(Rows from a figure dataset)
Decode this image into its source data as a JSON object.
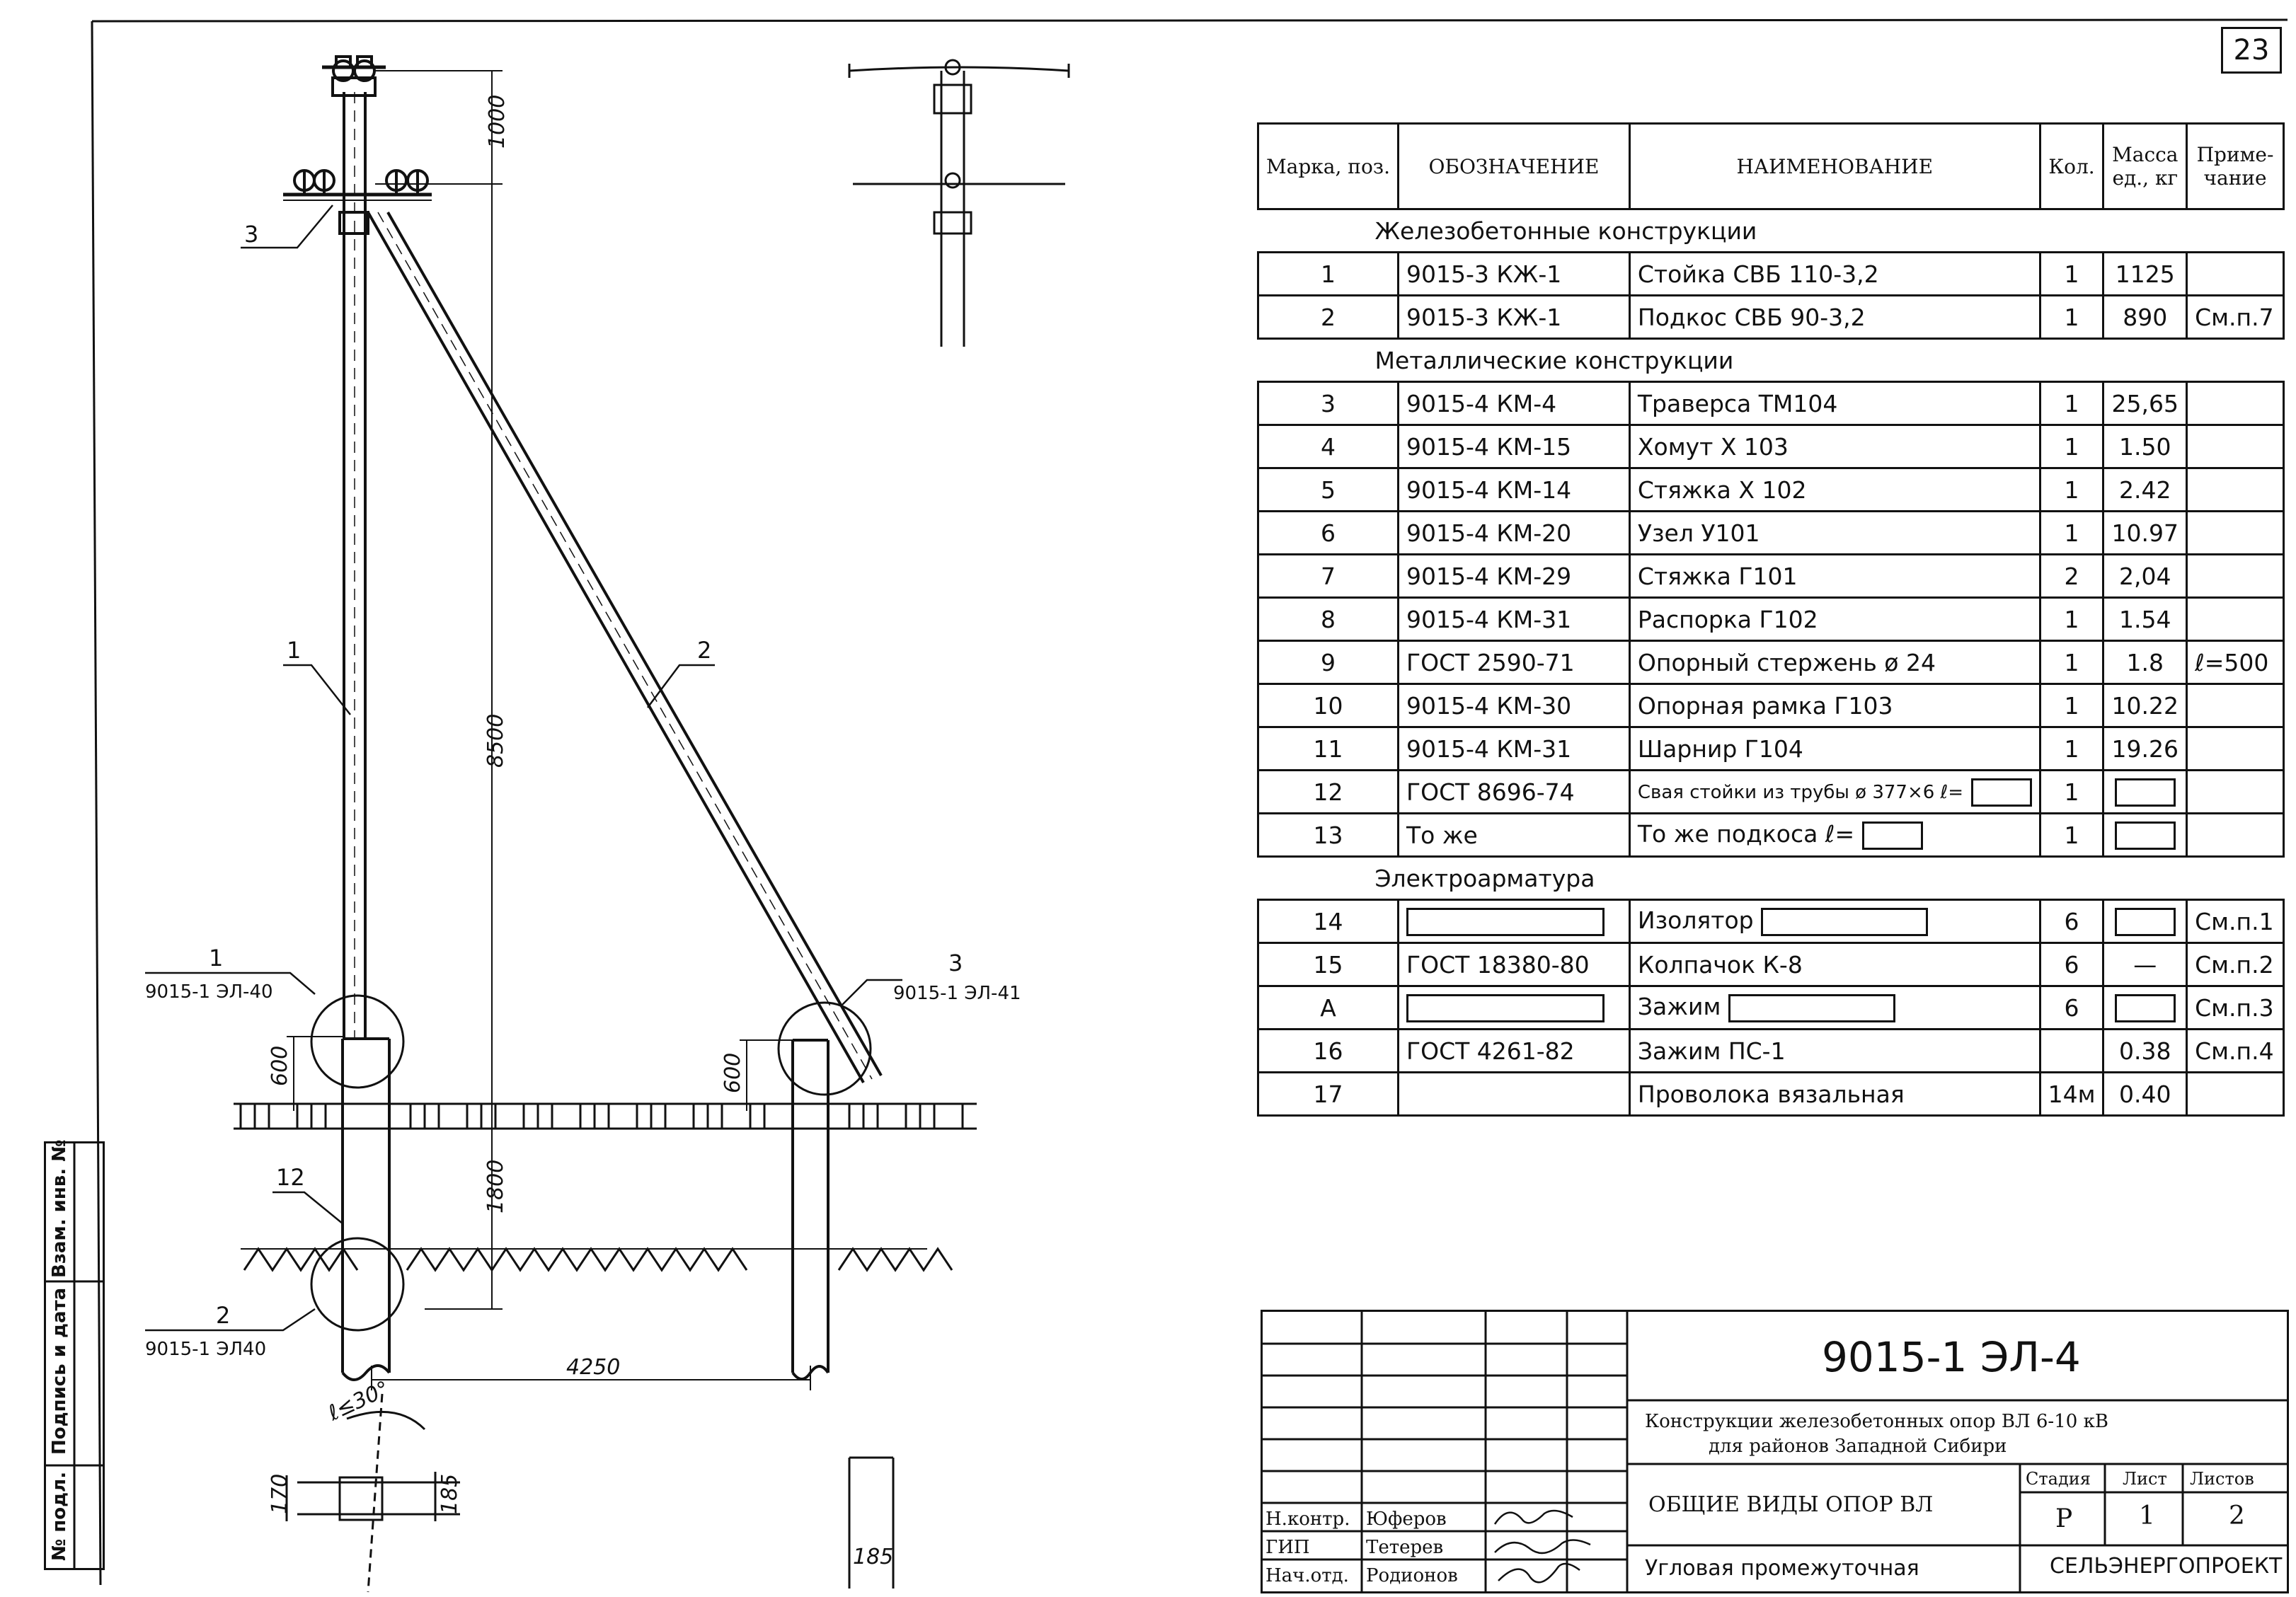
{
  "page_number": "23",
  "table": {
    "headers": {
      "pos": "Марка, поз.",
      "designation": "ОБОЗНАЧЕНИЕ",
      "name": "НАИМЕНОВАНИЕ",
      "qty": "Кол.",
      "mass": "Масса ед., кг",
      "note": "Приме-чание"
    },
    "sections": [
      {
        "title": "Железобетонные конструкции",
        "rows": [
          {
            "pos": "1",
            "designation": "9015-3 КЖ-1",
            "name": "Стойка СВБ 110-3,2",
            "qty": "1",
            "mass": "1125",
            "note": ""
          },
          {
            "pos": "2",
            "designation": "9015-3 КЖ-1",
            "name": "Подкос СВБ 90-3,2",
            "qty": "1",
            "mass": "890",
            "note": "См.п.7"
          }
        ]
      },
      {
        "title": "Металлические конструкции",
        "rows": [
          {
            "pos": "3",
            "designation": "9015-4 КМ-4",
            "name": "Траверса ТМ104",
            "qty": "1",
            "mass": "25,65",
            "note": ""
          },
          {
            "pos": "4",
            "designation": "9015-4 КМ-15",
            "name": "Хомут Х 103",
            "qty": "1",
            "mass": "1.50",
            "note": ""
          },
          {
            "pos": "5",
            "designation": "9015-4 КМ-14",
            "name": "Стяжка Х 102",
            "qty": "1",
            "mass": "2.42",
            "note": ""
          },
          {
            "pos": "6",
            "designation": "9015-4 КМ-20",
            "name": "Узел У101",
            "qty": "1",
            "mass": "10.97",
            "note": ""
          },
          {
            "pos": "7",
            "designation": "9015-4 КМ-29",
            "name": "Стяжка Г101",
            "qty": "2",
            "mass": "2,04",
            "note": ""
          },
          {
            "pos": "8",
            "designation": "9015-4 КМ-31",
            "name": "Распорка Г102",
            "qty": "1",
            "mass": "1.54",
            "note": ""
          },
          {
            "pos": "9",
            "designation": "ГОСТ 2590-71",
            "name": "Опорный стержень ø 24",
            "qty": "1",
            "mass": "1.8",
            "note": "ℓ=500"
          },
          {
            "pos": "10",
            "designation": "9015-4 КМ-30",
            "name": "Опорная рамка Г103",
            "qty": "1",
            "mass": "10.22",
            "note": ""
          },
          {
            "pos": "11",
            "designation": "9015-4 КМ-31",
            "name": "Шарнир Г104",
            "qty": "1",
            "mass": "19.26",
            "note": ""
          },
          {
            "pos": "12",
            "designation": "ГОСТ 8696-74",
            "name": "Свая стойки из трубы ø 377×6 ℓ=",
            "qty": "1",
            "mass": "",
            "note": ""
          },
          {
            "pos": "13",
            "designation": "То же",
            "name": "То же подкоса ℓ=",
            "qty": "1",
            "mass": "",
            "note": ""
          }
        ]
      },
      {
        "title": "Электроарматура",
        "rows": [
          {
            "pos": "14",
            "designation": "",
            "name": "Изолятор",
            "qty": "6",
            "mass": "",
            "note": "См.п.1"
          },
          {
            "pos": "15",
            "designation": "ГОСТ 18380-80",
            "name": "Колпачок К-8",
            "qty": "6",
            "mass": "—",
            "note": "См.п.2"
          },
          {
            "pos": "А",
            "designation": "",
            "name": "Зажим",
            "qty": "6",
            "mass": "",
            "note": "См.п.3"
          },
          {
            "pos": "16",
            "designation": "ГОСТ 4261-82",
            "name": "Зажим ПС-1",
            "qty": "",
            "mass": "0.38",
            "note": "См.п.4"
          },
          {
            "pos": "17",
            "designation": "",
            "name": "Проволока вязальная",
            "qty": "14м",
            "mass": "0.40",
            "note": ""
          }
        ]
      }
    ]
  },
  "title_block": {
    "code": "9015-1 ЭЛ-4",
    "project_line1": "Конструкции железобетонных опор ВЛ 6-10 кВ",
    "project_line2": "для районов Западной Сибири",
    "sheet_title": "ОБЩИЕ ВИДЫ ОПОР ВЛ",
    "sheet_subtitle": "Угловая промежуточная",
    "stage_label": "Стадия",
    "sheet_label": "Лист",
    "sheets_label": "Листов",
    "stage": "Р",
    "sheet": "1",
    "sheets": "2",
    "organization": "СЕЛЬЭНЕРГОПРОЕКТ",
    "signatures": [
      {
        "role": "Н.контр.",
        "name": "Юферов"
      },
      {
        "role": "ГИП",
        "name": "Тетерев"
      },
      {
        "role": "Нач.отд.",
        "name": "Родионов"
      }
    ]
  },
  "stamp_strip": {
    "inv_no": "№ подл.",
    "sign_date": "Подпись и дата",
    "replace_inv": "Взам. инв. №"
  },
  "drawing": {
    "dim_1000": "1000",
    "dim_8500": "8500",
    "dim_1800": "1800",
    "dim_600_left": "600",
    "dim_600_right": "600",
    "dim_4250": "4250",
    "dim_170": "170",
    "dim_185_a": "185",
    "dim_185_b": "185",
    "angle": "ℓ≤30°",
    "callout_1": "1",
    "callout_2": "2",
    "callout_3": "3",
    "callout_12": "12",
    "ref_1_num": "1",
    "ref_1_code": "9015-1 ЭЛ-40",
    "ref_2_num": "2",
    "ref_2_code": "9015-1 ЭЛ40",
    "ref_3_num": "3",
    "ref_3_code": "9015-1 ЭЛ-41"
  }
}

TASK TO COMPLETE >>
Make a list of all lines in the data that contain "ГОСТ".

ANSWER TO THIS PROBLEM >>
            "designation": "ГОСТ 2590-71",
            "designation": "ГОСТ 8696-74",
            "designation": "ГОСТ 18380-80",
            "designation": "ГОСТ 4261-82",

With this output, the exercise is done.